» What you will do
Each entry below should be returned exactly as is, with the pictures removed.

(Stored items)

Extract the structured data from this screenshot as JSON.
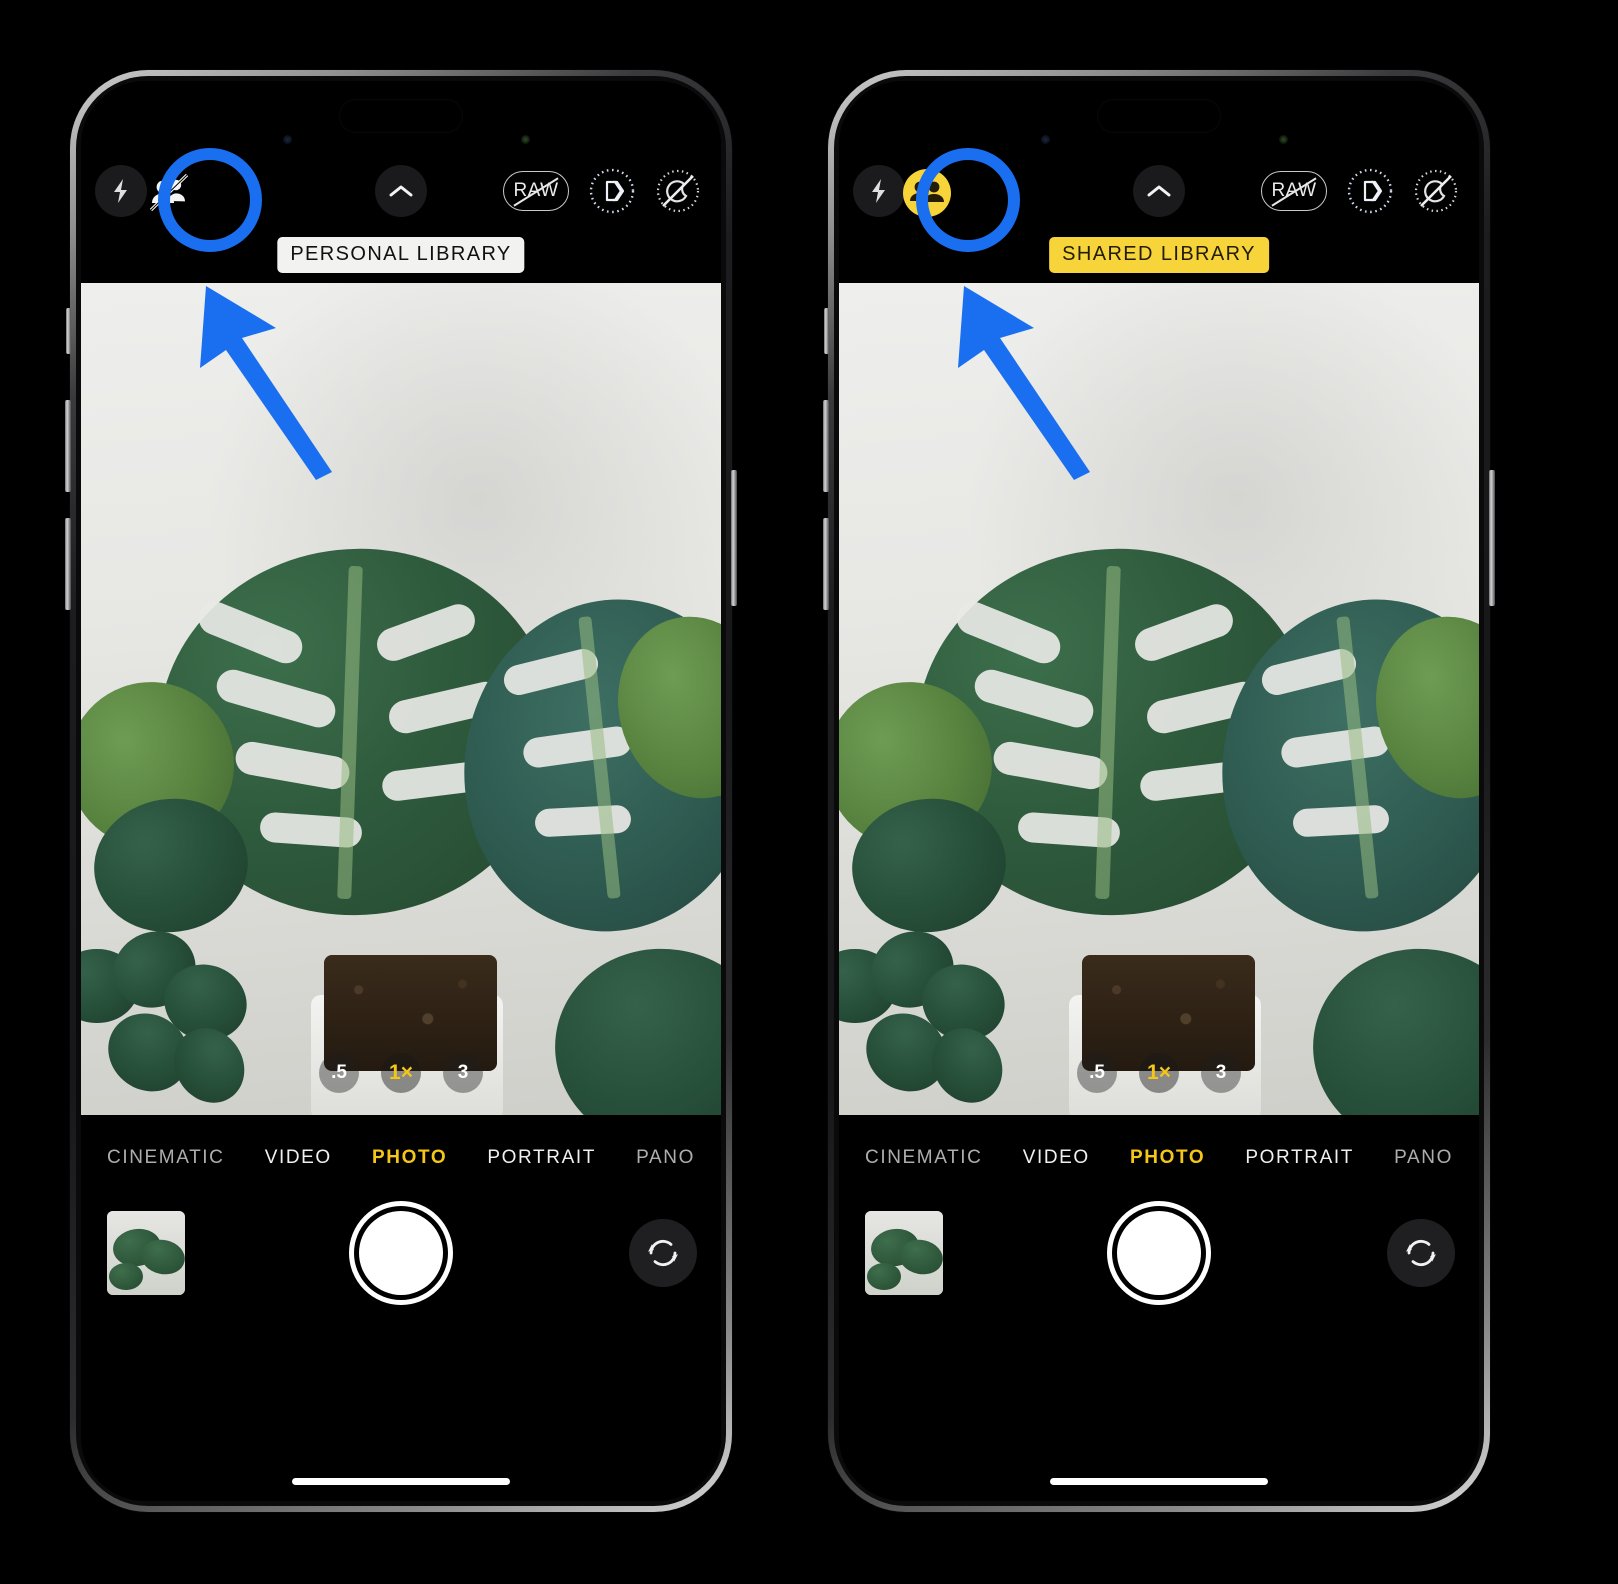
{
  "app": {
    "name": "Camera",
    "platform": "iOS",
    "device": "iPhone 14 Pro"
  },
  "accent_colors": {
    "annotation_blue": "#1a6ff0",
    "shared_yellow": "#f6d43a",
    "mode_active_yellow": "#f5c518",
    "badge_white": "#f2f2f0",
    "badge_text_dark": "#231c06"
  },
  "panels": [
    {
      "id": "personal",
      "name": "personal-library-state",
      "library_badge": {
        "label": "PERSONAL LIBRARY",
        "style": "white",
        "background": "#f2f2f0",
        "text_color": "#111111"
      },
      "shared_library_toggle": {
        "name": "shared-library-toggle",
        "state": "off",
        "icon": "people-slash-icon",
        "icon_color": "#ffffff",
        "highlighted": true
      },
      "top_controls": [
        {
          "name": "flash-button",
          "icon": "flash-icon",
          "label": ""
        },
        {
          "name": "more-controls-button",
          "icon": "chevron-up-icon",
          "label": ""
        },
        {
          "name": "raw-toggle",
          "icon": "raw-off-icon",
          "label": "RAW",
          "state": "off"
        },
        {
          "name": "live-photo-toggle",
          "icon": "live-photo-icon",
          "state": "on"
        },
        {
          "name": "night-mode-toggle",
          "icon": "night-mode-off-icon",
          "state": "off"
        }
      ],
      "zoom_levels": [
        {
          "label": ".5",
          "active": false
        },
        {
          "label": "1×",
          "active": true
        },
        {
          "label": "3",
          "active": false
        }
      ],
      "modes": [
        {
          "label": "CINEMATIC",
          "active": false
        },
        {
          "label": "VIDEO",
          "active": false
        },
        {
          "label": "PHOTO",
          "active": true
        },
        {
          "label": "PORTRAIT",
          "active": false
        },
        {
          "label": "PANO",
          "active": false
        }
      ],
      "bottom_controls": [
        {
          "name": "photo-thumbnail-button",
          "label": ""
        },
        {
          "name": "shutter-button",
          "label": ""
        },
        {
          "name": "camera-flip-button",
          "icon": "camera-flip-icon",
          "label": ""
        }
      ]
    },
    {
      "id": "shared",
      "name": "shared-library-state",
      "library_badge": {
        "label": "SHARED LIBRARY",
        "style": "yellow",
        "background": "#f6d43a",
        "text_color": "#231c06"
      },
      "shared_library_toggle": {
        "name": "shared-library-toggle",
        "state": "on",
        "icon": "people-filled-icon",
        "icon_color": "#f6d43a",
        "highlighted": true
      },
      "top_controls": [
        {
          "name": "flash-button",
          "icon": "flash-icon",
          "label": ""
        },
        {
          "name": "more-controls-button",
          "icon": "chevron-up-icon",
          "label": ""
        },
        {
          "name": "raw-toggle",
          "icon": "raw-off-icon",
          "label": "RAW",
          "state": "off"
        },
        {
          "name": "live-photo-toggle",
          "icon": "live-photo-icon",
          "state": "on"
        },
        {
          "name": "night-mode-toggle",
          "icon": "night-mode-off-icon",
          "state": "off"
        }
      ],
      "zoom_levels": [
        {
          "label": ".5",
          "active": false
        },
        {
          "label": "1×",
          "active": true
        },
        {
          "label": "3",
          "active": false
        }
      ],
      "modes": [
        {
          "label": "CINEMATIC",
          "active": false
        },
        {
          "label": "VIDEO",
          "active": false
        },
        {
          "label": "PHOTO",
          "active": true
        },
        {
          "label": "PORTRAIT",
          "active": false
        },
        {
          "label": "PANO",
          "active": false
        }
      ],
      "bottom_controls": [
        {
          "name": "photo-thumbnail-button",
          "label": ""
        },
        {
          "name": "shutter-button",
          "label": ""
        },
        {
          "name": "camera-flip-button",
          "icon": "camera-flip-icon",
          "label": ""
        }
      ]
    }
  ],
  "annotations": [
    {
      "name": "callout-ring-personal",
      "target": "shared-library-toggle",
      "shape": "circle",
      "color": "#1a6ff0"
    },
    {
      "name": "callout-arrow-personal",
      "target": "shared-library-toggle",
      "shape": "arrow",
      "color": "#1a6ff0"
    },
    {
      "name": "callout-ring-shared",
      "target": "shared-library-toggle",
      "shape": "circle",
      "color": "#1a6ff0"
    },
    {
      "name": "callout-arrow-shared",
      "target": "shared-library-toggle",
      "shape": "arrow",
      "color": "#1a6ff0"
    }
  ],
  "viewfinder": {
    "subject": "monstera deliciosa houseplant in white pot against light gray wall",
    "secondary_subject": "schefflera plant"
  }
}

» Answer in full
Extract the structured data from this screenshot as JSON.
{
  "app": {
    "name": "Camera",
    "platform": "iOS",
    "device": "iPhone 14 Pro"
  },
  "accent_colors": {
    "annotation_blue": "#1a6ff0",
    "shared_yellow": "#f6d43a",
    "mode_active_yellow": "#f5c518",
    "badge_white": "#f2f2f0",
    "badge_text_dark": "#231c06"
  },
  "panels": [
    {
      "id": "personal",
      "name": "personal-library-state",
      "library_badge": {
        "label": "PERSONAL LIBRARY",
        "style": "white",
        "background": "#f2f2f0",
        "text_color": "#111111"
      },
      "shared_library_toggle": {
        "name": "shared-library-toggle",
        "state": "off",
        "icon": "people-slash-icon",
        "icon_color": "#ffffff",
        "highlighted": true
      },
      "top_controls": [
        {
          "name": "flash-button",
          "icon": "flash-icon",
          "label": ""
        },
        {
          "name": "more-controls-button",
          "icon": "chevron-up-icon",
          "label": ""
        },
        {
          "name": "raw-toggle",
          "icon": "raw-off-icon",
          "label": "RAW",
          "state": "off"
        },
        {
          "name": "live-photo-toggle",
          "icon": "live-photo-icon",
          "state": "on"
        },
        {
          "name": "night-mode-toggle",
          "icon": "night-mode-off-icon",
          "state": "off"
        }
      ],
      "zoom_levels": [
        {
          "label": ".5",
          "active": false
        },
        {
          "label": "1×",
          "active": true
        },
        {
          "label": "3",
          "active": false
        }
      ],
      "modes": [
        {
          "label": "CINEMATIC",
          "active": false
        },
        {
          "label": "VIDEO",
          "active": false
        },
        {
          "label": "PHOTO",
          "active": true
        },
        {
          "label": "PORTRAIT",
          "active": false
        },
        {
          "label": "PANO",
          "active": false
        }
      ],
      "bottom_controls": [
        {
          "name": "photo-thumbnail-button",
          "label": ""
        },
        {
          "name": "shutter-button",
          "label": ""
        },
        {
          "name": "camera-flip-button",
          "icon": "camera-flip-icon",
          "label": ""
        }
      ]
    },
    {
      "id": "shared",
      "name": "shared-library-state",
      "library_badge": {
        "label": "SHARED LIBRARY",
        "style": "yellow",
        "background": "#f6d43a",
        "text_color": "#231c06"
      },
      "shared_library_toggle": {
        "name": "shared-library-toggle",
        "state": "on",
        "icon": "people-filled-icon",
        "icon_color": "#f6d43a",
        "highlighted": true
      },
      "top_controls": [
        {
          "name": "flash-button",
          "icon": "flash-icon",
          "label": ""
        },
        {
          "name": "more-controls-button",
          "icon": "chevron-up-icon",
          "label": ""
        },
        {
          "name": "raw-toggle",
          "icon": "raw-off-icon",
          "label": "RAW",
          "state": "off"
        },
        {
          "name": "live-photo-toggle",
          "icon": "live-photo-icon",
          "state": "on"
        },
        {
          "name": "night-mode-toggle",
          "icon": "night-mode-off-icon",
          "state": "off"
        }
      ],
      "zoom_levels": [
        {
          "label": ".5",
          "active": false
        },
        {
          "label": "1×",
          "active": true
        },
        {
          "label": "3",
          "active": false
        }
      ],
      "modes": [
        {
          "label": "CINEMATIC",
          "active": false
        },
        {
          "label": "VIDEO",
          "active": false
        },
        {
          "label": "PHOTO",
          "active": true
        },
        {
          "label": "PORTRAIT",
          "active": false
        },
        {
          "label": "PANO",
          "active": false
        }
      ],
      "bottom_controls": [
        {
          "name": "photo-thumbnail-button",
          "label": ""
        },
        {
          "name": "shutter-button",
          "label": ""
        },
        {
          "name": "camera-flip-button",
          "icon": "camera-flip-icon",
          "label": ""
        }
      ]
    }
  ],
  "annotations": [
    {
      "name": "callout-ring-personal",
      "target": "shared-library-toggle",
      "shape": "circle",
      "color": "#1a6ff0"
    },
    {
      "name": "callout-arrow-personal",
      "target": "shared-library-toggle",
      "shape": "arrow",
      "color": "#1a6ff0"
    },
    {
      "name": "callout-ring-shared",
      "target": "shared-library-toggle",
      "shape": "circle",
      "color": "#1a6ff0"
    },
    {
      "name": "callout-arrow-shared",
      "target": "shared-library-toggle",
      "shape": "arrow",
      "color": "#1a6ff0"
    }
  ],
  "viewfinder": {
    "subject": "monstera deliciosa houseplant in white pot against light gray wall",
    "secondary_subject": "schefflera plant"
  }
}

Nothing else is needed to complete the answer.